- EXERCISE DIRECTIONS -
Only lines holding the word "Argentina" should be copied from the material.

- DATA -
§ §
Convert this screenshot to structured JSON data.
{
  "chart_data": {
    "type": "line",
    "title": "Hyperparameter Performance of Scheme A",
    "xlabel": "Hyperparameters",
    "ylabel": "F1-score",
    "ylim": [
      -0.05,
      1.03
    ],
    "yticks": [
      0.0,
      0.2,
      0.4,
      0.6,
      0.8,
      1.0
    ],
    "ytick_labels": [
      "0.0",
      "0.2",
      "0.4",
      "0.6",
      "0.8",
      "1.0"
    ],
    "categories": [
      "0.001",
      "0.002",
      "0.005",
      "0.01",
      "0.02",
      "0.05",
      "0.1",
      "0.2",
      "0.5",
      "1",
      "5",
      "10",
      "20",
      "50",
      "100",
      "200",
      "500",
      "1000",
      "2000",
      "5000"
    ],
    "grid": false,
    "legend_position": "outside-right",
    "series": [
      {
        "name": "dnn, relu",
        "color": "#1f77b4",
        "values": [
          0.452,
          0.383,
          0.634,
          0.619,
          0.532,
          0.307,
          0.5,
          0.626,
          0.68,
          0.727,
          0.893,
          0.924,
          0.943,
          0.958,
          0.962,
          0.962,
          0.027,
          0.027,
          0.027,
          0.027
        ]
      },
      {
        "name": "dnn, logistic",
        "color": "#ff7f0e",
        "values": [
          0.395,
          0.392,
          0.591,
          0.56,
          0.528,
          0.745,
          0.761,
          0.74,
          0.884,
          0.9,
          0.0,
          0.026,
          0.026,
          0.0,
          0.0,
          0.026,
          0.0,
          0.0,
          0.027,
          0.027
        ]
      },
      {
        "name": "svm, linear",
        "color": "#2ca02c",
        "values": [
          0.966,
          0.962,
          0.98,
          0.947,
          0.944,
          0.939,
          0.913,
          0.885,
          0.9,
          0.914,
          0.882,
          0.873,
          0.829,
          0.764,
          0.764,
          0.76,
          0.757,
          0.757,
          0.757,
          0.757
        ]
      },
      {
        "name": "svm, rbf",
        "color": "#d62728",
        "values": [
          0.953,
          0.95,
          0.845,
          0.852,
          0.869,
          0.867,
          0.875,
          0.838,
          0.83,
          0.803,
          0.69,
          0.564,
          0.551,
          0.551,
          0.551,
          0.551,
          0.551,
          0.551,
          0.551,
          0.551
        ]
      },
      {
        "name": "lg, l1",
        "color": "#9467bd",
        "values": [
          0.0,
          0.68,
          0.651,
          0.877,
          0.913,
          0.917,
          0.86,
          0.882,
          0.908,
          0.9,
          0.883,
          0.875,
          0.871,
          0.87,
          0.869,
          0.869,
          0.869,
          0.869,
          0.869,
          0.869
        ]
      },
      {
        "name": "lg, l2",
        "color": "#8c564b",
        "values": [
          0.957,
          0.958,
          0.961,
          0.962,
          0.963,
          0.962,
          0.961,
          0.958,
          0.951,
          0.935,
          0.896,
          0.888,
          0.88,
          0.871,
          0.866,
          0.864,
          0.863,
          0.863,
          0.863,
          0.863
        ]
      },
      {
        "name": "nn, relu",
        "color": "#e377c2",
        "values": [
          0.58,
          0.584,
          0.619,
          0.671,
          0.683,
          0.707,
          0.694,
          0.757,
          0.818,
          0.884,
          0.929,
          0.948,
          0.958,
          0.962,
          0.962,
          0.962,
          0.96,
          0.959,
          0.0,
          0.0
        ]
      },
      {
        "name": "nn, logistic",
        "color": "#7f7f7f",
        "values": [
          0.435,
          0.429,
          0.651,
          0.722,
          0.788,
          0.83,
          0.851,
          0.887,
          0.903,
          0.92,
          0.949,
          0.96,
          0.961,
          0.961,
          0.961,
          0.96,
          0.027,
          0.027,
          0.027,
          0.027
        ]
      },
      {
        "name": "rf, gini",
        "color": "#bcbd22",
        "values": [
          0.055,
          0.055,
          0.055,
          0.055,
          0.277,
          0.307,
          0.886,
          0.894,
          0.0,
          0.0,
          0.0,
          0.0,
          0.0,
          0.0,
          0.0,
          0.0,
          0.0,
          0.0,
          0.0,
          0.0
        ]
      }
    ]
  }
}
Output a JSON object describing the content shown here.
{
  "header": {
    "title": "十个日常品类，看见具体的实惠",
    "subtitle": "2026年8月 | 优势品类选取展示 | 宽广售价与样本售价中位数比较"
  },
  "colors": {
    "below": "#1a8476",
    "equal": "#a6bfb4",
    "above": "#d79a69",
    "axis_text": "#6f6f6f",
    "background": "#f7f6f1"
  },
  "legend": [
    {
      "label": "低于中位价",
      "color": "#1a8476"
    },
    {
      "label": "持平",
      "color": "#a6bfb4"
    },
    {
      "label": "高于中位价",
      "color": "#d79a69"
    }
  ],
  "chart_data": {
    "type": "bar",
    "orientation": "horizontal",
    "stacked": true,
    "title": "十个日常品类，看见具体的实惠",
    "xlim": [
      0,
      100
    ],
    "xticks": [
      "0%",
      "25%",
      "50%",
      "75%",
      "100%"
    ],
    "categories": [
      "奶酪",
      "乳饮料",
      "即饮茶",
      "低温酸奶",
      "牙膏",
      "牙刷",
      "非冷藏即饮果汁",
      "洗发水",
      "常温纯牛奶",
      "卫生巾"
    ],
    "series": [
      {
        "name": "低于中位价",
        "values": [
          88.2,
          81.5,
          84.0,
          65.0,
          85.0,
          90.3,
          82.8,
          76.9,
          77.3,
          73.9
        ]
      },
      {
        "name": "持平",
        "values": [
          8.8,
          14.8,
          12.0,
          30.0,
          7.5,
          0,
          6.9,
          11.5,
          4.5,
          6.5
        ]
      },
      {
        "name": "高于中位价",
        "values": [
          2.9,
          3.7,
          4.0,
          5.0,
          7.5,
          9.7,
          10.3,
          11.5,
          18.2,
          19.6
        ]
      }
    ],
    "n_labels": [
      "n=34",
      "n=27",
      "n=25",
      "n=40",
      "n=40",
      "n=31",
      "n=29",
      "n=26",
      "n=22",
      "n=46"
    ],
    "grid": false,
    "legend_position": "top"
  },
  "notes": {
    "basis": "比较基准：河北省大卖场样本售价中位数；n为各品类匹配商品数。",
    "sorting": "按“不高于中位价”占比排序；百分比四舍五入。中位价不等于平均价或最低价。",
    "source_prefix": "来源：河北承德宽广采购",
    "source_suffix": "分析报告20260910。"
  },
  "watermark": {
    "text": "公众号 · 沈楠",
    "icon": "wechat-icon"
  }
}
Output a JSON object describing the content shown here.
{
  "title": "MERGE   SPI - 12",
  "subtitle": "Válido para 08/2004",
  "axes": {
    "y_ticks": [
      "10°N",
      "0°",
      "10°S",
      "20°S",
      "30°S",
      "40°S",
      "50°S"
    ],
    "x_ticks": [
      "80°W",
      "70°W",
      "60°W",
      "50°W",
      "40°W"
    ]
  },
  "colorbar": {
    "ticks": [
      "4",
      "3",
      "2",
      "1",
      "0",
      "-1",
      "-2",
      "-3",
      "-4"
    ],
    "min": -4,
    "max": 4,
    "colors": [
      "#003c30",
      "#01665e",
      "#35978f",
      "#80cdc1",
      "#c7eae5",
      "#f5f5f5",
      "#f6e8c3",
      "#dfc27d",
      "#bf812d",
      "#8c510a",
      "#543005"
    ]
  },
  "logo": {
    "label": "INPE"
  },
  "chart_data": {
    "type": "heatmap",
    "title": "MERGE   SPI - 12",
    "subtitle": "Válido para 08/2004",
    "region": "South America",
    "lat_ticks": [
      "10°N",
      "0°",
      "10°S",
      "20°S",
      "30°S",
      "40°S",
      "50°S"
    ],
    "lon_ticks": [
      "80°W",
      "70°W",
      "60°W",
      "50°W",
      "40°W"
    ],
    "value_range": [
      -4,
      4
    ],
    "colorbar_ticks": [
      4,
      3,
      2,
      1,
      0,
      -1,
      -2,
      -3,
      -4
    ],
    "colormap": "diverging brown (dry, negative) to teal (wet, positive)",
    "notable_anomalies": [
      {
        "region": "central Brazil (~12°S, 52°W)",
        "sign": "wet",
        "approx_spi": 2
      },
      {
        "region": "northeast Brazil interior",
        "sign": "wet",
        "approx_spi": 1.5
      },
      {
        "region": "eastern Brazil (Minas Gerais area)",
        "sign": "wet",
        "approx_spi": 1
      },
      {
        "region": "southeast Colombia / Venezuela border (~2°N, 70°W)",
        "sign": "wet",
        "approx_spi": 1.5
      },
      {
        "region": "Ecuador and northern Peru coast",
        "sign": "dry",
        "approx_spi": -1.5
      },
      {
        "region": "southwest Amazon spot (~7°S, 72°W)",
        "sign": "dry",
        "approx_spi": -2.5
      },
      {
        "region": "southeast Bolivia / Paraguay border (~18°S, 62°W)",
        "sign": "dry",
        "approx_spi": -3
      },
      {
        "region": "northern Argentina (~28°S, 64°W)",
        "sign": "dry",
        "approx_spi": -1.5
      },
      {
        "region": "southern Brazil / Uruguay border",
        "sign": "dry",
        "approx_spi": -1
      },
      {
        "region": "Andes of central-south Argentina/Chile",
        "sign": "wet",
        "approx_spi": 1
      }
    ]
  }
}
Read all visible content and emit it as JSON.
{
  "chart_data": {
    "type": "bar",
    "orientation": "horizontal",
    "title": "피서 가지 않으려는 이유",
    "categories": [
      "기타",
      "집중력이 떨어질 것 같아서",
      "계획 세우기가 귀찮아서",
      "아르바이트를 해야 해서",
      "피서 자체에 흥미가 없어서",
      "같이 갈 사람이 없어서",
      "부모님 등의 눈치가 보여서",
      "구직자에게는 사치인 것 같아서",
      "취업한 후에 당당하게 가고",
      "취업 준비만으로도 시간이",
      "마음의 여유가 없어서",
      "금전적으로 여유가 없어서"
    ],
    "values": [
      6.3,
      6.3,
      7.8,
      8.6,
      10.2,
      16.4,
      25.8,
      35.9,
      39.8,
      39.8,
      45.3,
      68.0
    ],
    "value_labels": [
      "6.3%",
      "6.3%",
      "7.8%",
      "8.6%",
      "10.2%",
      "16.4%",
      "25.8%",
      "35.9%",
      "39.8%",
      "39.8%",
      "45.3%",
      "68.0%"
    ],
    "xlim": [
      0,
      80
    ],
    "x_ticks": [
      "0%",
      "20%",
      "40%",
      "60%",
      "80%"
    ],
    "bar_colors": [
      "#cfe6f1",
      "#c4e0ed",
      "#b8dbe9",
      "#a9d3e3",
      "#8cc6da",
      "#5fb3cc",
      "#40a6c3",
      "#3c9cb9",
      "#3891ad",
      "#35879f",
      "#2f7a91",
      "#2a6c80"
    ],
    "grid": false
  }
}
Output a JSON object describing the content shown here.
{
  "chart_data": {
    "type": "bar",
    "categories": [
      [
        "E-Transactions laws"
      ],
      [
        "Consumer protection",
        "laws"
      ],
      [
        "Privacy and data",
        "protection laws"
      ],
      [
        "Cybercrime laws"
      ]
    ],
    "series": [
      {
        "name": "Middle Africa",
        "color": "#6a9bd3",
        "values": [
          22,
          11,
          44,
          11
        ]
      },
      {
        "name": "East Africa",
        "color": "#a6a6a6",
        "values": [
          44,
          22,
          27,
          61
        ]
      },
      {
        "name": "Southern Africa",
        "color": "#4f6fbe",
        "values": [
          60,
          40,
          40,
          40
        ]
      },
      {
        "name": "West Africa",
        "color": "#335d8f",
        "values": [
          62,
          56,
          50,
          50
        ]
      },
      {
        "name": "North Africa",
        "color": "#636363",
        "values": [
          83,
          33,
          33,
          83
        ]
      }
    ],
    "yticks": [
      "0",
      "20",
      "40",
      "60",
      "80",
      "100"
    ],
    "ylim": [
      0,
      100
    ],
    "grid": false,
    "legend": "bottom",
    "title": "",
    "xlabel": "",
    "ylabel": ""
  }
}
§ §
- RESULT -
        "region": "northern Argentina (~28°S, 64°W)",
        "region": "Andes of central-south Argentina/Chile",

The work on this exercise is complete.